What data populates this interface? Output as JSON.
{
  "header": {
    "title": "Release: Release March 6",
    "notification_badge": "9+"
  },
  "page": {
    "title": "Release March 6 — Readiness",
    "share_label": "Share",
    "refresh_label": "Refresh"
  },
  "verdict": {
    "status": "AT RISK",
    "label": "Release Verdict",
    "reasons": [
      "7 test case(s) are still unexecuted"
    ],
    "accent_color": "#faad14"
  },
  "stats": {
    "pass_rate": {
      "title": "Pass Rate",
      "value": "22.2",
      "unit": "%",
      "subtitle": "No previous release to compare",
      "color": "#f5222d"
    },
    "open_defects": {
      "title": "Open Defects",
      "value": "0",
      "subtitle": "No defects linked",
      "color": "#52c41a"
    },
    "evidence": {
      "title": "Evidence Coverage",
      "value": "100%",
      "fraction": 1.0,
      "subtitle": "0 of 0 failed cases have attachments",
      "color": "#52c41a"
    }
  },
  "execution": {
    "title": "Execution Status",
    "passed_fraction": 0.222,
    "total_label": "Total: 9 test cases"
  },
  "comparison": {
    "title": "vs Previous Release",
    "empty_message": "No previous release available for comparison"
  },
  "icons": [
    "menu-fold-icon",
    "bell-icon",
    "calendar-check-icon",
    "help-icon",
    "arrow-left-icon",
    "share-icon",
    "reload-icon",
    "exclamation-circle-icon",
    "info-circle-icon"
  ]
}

::::::::::

▶ **WHAT THE TASK ASKS**
Above are the records; retype them all without a single difference.

▶ **FULL RESPONSE**
What data populates this interface? Output as JSON.
{
  "header": {
    "title": "Release: Release March 6",
    "notification_badge": "9+"
  },
  "page": {
    "title": "Release March 6 — Readiness",
    "share_label": "Share",
    "refresh_label": "Refresh"
  },
  "verdict": {
    "status": "AT RISK",
    "label": "Release Verdict",
    "reasons": [
      "7 test case(s) are still unexecuted"
    ],
    "accent_color": "#faad14"
  },
  "stats": {
    "pass_rate": {
      "title": "Pass Rate",
      "value": "22.2",
      "unit": "%",
      "subtitle": "No previous release to compare",
      "color": "#f5222d"
    },
    "open_defects": {
      "title": "Open Defects",
      "value": "0",
      "subtitle": "No defects linked",
      "color": "#52c41a"
    },
    "evidence": {
      "title": "Evidence Coverage",
      "value": "100%",
      "fraction": 1.0,
      "subtitle": "0 of 0 failed cases have attachments",
      "color": "#52c41a"
    }
  },
  "execution": {
    "title": "Execution Status",
    "passed_fraction": 0.222,
    "total_label": "Total: 9 test cases"
  },
  "comparison": {
    "title": "vs Previous Release",
    "empty_message": "No previous release available for comparison"
  },
  "icons": [
    "menu-fold-icon",
    "bell-icon",
    "calendar-check-icon",
    "help-icon",
    "arrow-left-icon",
    "share-icon",
    "reload-icon",
    "exclamation-circle-icon",
    "info-circle-icon"
  ]
}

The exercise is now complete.